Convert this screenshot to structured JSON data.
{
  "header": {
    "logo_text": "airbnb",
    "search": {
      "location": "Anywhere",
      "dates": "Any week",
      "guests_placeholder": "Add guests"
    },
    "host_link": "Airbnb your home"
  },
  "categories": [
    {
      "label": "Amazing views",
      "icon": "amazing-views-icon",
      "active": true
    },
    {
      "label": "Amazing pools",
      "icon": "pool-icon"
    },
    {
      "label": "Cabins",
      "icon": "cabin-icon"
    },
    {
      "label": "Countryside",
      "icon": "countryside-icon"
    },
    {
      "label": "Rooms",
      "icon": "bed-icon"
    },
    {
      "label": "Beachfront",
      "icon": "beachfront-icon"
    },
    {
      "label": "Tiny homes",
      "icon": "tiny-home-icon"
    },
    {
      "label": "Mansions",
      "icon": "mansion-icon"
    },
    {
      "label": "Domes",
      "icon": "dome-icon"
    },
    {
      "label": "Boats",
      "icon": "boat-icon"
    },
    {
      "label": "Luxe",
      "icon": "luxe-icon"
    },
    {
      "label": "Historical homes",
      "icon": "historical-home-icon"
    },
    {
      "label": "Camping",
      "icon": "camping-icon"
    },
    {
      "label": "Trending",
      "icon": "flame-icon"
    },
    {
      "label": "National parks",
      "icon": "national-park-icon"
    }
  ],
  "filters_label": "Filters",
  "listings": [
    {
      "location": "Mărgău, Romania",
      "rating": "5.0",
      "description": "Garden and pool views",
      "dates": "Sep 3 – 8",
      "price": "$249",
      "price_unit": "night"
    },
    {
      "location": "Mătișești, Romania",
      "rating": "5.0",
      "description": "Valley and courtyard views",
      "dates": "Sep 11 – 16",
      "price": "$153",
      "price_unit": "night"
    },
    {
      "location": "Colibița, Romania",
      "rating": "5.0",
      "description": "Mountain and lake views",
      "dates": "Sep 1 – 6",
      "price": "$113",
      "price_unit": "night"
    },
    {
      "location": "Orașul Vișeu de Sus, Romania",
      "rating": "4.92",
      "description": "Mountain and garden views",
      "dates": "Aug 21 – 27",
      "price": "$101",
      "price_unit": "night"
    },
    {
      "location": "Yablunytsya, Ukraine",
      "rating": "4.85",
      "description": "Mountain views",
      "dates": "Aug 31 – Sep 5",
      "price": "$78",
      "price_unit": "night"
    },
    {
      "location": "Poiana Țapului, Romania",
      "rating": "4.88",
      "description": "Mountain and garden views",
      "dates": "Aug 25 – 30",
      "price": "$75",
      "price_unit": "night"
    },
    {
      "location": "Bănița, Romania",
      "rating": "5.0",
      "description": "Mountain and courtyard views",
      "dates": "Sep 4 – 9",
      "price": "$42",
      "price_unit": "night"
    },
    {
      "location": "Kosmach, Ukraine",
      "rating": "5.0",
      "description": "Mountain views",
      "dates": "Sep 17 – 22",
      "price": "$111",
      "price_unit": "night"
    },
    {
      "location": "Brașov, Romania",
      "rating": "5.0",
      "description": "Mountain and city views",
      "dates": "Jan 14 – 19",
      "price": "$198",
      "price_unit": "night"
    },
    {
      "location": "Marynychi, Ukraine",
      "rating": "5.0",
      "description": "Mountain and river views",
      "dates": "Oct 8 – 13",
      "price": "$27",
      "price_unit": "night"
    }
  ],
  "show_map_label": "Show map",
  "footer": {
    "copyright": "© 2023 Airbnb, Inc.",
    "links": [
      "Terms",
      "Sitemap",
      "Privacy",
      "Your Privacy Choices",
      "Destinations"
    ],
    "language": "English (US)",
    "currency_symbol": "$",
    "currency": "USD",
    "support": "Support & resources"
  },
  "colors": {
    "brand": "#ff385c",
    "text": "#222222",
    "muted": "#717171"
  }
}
=-=-=
EXERCISE GOAL: Write out every record verbatim.

SOLUTION BELOW:
Convert this screenshot to structured JSON data.
{
  "header": {
    "logo_text": "airbnb",
    "search": {
      "location": "Anywhere",
      "dates": "Any week",
      "guests_placeholder": "Add guests"
    },
    "host_link": "Airbnb your home"
  },
  "categories": [
    {
      "label": "Amazing views",
      "icon": "amazing-views-icon",
      "active": true
    },
    {
      "label": "Amazing pools",
      "icon": "pool-icon"
    },
    {
      "label": "Cabins",
      "icon": "cabin-icon"
    },
    {
      "label": "Countryside",
      "icon": "countryside-icon"
    },
    {
      "label": "Rooms",
      "icon": "bed-icon"
    },
    {
      "label": "Beachfront",
      "icon": "beachfront-icon"
    },
    {
      "label": "Tiny homes",
      "icon": "tiny-home-icon"
    },
    {
      "label": "Mansions",
      "icon": "mansion-icon"
    },
    {
      "label": "Domes",
      "icon": "dome-icon"
    },
    {
      "label": "Boats",
      "icon": "boat-icon"
    },
    {
      "label": "Luxe",
      "icon": "luxe-icon"
    },
    {
      "label": "Historical homes",
      "icon": "historical-home-icon"
    },
    {
      "label": "Camping",
      "icon": "camping-icon"
    },
    {
      "label": "Trending",
      "icon": "flame-icon"
    },
    {
      "label": "National parks",
      "icon": "national-park-icon"
    }
  ],
  "filters_label": "Filters",
  "listings": [
    {
      "location": "Mărgău, Romania",
      "rating": "5.0",
      "description": "Garden and pool views",
      "dates": "Sep 3 – 8",
      "price": "$249",
      "price_unit": "night"
    },
    {
      "location": "Mătișești, Romania",
      "rating": "5.0",
      "description": "Valley and courtyard views",
      "dates": "Sep 11 – 16",
      "price": "$153",
      "price_unit": "night"
    },
    {
      "location": "Colibița, Romania",
      "rating": "5.0",
      "description": "Mountain and lake views",
      "dates": "Sep 1 – 6",
      "price": "$113",
      "price_unit": "night"
    },
    {
      "location": "Orașul Vișeu de Sus, Romania",
      "rating": "4.92",
      "description": "Mountain and garden views",
      "dates": "Aug 21 – 27",
      "price": "$101",
      "price_unit": "night"
    },
    {
      "location": "Yablunytsya, Ukraine",
      "rating": "4.85",
      "description": "Mountain views",
      "dates": "Aug 31 – Sep 5",
      "price": "$78",
      "price_unit": "night"
    },
    {
      "location": "Poiana Țapului, Romania",
      "rating": "4.88",
      "description": "Mountain and garden views",
      "dates": "Aug 25 – 30",
      "price": "$75",
      "price_unit": "night"
    },
    {
      "location": "Bănița, Romania",
      "rating": "5.0",
      "description": "Mountain and courtyard views",
      "dates": "Sep 4 – 9",
      "price": "$42",
      "price_unit": "night"
    },
    {
      "location": "Kosmach, Ukraine",
      "rating": "5.0",
      "description": "Mountain views",
      "dates": "Sep 17 – 22",
      "price": "$111",
      "price_unit": "night"
    },
    {
      "location": "Brașov, Romania",
      "rating": "5.0",
      "description": "Mountain and city views",
      "dates": "Jan 14 – 19",
      "price": "$198",
      "price_unit": "night"
    },
    {
      "location": "Marynychi, Ukraine",
      "rating": "5.0",
      "description": "Mountain and river views",
      "dates": "Oct 8 – 13",
      "price": "$27",
      "price_unit": "night"
    }
  ],
  "show_map_label": "Show map",
  "footer": {
    "copyright": "© 2023 Airbnb, Inc.",
    "links": [
      "Terms",
      "Sitemap",
      "Privacy",
      "Your Privacy Choices",
      "Destinations"
    ],
    "language": "English (US)",
    "currency_symbol": "$",
    "currency": "USD",
    "support": "Support & resources"
  },
  "colors": {
    "brand": "#ff385c",
    "text": "#222222",
    "muted": "#717171"
  }
}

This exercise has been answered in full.